START Provided records

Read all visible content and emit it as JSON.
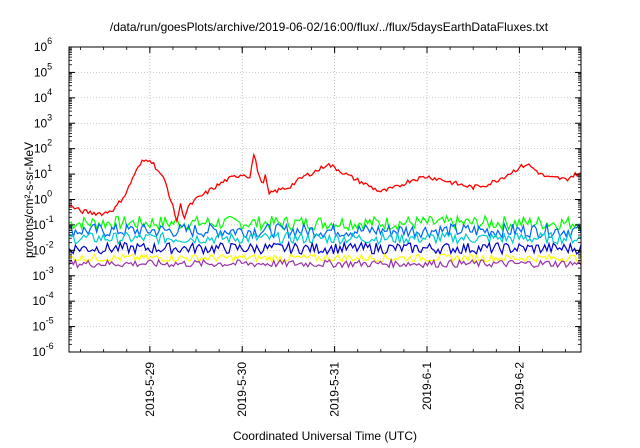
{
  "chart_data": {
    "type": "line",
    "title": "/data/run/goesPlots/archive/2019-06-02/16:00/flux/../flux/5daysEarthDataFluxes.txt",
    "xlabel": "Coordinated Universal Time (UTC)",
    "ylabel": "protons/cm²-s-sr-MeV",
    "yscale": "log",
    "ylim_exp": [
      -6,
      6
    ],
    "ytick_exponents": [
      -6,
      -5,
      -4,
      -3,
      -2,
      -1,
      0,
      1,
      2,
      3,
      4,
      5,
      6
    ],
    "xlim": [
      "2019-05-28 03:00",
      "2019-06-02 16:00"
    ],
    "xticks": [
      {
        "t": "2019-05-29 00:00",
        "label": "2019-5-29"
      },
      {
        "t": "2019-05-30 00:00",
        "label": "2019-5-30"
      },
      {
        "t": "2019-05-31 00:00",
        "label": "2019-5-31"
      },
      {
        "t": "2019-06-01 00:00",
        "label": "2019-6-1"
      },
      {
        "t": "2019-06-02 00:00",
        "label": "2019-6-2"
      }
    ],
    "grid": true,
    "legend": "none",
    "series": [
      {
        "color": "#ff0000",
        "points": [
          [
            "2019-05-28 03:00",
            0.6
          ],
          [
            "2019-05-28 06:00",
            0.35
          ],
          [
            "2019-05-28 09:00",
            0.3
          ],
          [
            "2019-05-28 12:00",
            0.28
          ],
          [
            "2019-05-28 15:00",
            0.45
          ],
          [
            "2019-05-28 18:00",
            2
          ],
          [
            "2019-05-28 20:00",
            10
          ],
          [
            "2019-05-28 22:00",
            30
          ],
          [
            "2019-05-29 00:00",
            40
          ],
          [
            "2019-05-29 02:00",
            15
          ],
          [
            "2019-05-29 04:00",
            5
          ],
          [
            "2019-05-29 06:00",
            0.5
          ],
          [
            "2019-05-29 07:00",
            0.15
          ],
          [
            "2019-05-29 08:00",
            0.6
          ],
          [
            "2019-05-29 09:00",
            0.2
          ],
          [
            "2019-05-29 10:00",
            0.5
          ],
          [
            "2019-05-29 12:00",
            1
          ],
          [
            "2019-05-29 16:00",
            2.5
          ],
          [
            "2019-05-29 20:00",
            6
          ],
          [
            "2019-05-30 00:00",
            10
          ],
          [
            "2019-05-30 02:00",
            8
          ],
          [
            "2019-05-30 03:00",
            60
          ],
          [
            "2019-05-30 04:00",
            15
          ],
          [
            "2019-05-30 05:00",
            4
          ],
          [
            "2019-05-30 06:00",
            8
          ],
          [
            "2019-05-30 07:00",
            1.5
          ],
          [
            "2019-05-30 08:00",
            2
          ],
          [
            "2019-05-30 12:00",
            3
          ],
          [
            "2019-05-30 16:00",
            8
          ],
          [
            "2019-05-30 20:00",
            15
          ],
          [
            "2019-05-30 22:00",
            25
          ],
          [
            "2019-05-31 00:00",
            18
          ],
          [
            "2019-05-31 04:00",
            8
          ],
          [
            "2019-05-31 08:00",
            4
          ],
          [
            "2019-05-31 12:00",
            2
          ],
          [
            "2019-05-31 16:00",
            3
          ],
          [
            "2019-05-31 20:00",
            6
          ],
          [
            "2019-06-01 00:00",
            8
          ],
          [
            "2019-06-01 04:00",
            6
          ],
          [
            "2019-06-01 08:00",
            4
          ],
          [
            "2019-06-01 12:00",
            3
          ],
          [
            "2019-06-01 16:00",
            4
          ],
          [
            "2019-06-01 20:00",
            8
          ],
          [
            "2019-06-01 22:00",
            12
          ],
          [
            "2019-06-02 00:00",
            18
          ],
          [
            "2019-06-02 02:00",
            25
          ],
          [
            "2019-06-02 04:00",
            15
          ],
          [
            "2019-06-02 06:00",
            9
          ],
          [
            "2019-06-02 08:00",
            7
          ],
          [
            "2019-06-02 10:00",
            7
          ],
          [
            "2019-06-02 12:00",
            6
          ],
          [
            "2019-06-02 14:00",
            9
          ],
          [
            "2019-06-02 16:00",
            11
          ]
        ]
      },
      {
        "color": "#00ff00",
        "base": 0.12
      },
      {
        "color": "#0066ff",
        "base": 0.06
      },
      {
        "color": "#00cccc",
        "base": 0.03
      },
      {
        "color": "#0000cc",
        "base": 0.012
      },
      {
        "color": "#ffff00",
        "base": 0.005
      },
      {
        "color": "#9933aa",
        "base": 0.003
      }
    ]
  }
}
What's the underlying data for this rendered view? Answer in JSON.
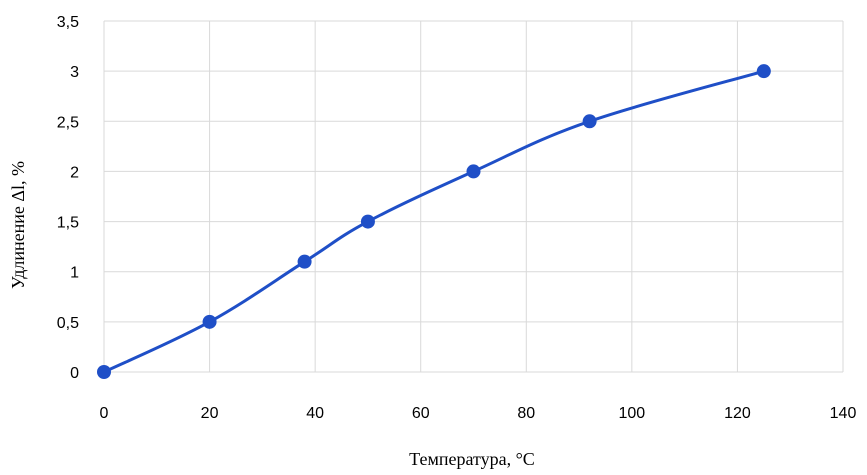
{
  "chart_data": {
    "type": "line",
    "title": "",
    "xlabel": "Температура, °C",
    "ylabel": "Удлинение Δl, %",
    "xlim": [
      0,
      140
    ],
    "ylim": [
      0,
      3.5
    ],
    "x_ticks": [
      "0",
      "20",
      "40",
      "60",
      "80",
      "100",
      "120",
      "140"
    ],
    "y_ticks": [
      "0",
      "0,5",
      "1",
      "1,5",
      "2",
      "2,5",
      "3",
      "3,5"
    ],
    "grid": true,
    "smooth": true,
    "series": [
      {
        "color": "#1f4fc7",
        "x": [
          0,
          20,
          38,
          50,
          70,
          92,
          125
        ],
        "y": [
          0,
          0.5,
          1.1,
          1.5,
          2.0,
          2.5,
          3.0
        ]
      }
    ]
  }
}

END Provided records

** Prompt **
Give only the number of lines in the material above that hold the word "title".

** The reply **
2